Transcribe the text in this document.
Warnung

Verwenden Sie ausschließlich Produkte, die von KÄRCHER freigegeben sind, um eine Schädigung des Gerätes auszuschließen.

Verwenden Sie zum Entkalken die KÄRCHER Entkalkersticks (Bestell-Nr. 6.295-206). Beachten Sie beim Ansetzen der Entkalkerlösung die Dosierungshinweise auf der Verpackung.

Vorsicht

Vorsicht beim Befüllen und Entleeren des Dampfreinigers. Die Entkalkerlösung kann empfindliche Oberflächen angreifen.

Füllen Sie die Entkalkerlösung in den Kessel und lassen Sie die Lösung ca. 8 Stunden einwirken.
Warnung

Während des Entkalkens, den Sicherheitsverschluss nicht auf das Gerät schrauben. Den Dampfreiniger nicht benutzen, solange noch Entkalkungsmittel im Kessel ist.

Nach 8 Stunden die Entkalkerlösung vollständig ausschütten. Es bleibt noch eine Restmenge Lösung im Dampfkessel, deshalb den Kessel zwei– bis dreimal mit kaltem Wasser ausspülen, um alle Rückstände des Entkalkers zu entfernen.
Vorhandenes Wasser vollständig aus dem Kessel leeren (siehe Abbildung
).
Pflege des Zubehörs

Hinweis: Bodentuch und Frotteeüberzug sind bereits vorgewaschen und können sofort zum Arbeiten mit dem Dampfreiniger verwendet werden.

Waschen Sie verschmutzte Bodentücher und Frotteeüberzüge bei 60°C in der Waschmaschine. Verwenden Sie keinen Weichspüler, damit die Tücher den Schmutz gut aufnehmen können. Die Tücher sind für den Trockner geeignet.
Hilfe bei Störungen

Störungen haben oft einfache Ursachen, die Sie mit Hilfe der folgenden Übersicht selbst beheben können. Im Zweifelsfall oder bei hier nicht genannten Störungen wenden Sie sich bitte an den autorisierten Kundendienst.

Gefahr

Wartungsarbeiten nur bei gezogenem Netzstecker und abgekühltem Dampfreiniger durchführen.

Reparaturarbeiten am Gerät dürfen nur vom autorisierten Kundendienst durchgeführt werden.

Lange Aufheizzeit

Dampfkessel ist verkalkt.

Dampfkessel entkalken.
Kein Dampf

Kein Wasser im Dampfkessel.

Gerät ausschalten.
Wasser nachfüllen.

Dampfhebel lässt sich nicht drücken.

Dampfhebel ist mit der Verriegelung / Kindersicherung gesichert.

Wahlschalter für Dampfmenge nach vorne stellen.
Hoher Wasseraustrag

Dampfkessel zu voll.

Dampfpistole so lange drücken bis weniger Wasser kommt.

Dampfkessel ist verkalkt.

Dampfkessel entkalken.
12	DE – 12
######
Give back the data above exactly as it appears.

CORRECT OUTPUT:
Transcribe the text in this document.
Warnung

Verwenden Sie ausschließlich Produkte, die von KÄRCHER freigegeben sind, um eine Schädigung des Gerätes auszuschließen.

Verwenden Sie zum Entkalken die KÄRCHER Entkalkersticks (Bestell-Nr. 6.295-206). Beachten Sie beim Ansetzen der Entkalkerlösung die Dosierungshinweise auf der Verpackung.

Vorsicht

Vorsicht beim Befüllen und Entleeren des Dampfreinigers. Die Entkalkerlösung kann empfindliche Oberflächen angreifen.

Füllen Sie die Entkalkerlösung in den Kessel und lassen Sie die Lösung ca. 8 Stunden einwirken.
Warnung

Während des Entkalkens, den Sicherheitsverschluss nicht auf das Gerät schrauben. Den Dampfreiniger nicht benutzen, solange noch Entkalkungsmittel im Kessel ist.

Nach 8 Stunden die Entkalkerlösung vollständig ausschütten. Es bleibt noch eine Restmenge Lösung im Dampfkessel, deshalb den Kessel zwei– bis dreimal mit kaltem Wasser ausspülen, um alle Rückstände des Entkalkers zu entfernen.
Vorhandenes Wasser vollständig aus dem Kessel leeren (siehe Abbildung
).
Pflege des Zubehörs

Hinweis: Bodentuch und Frotteeüberzug sind bereits vorgewaschen und können sofort zum Arbeiten mit dem Dampfreiniger verwendet werden.

Waschen Sie verschmutzte Bodentücher und Frotteeüberzüge bei 60°C in der Waschmaschine. Verwenden Sie keinen Weichspüler, damit die Tücher den Schmutz gut aufnehmen können. Die Tücher sind für den Trockner geeignet.
Hilfe bei Störungen

Störungen haben oft einfache Ursachen, die Sie mit Hilfe der folgenden Übersicht selbst beheben können. Im Zweifelsfall oder bei hier nicht genannten Störungen wenden Sie sich bitte an den autorisierten Kundendienst.

Gefahr

Wartungsarbeiten nur bei gezogenem Netzstecker und abgekühltem Dampfreiniger durchführen.

Reparaturarbeiten am Gerät dürfen nur vom autorisierten Kundendienst durchgeführt werden.

Lange Aufheizzeit

Dampfkessel ist verkalkt.

Dampfkessel entkalken.
Kein Dampf

Kein Wasser im Dampfkessel.

Gerät ausschalten.
Wasser nachfüllen.

Dampfhebel lässt sich nicht drücken.

Dampfhebel ist mit der Verriegelung / Kindersicherung gesichert.

Wahlschalter für Dampfmenge nach vorne stellen.
Hoher Wasseraustrag

Dampfkessel zu voll.

Dampfpistole so lange drücken bis weniger Wasser kommt.

Dampfkessel ist verkalkt.

Dampfkessel entkalken.
12	DE – 12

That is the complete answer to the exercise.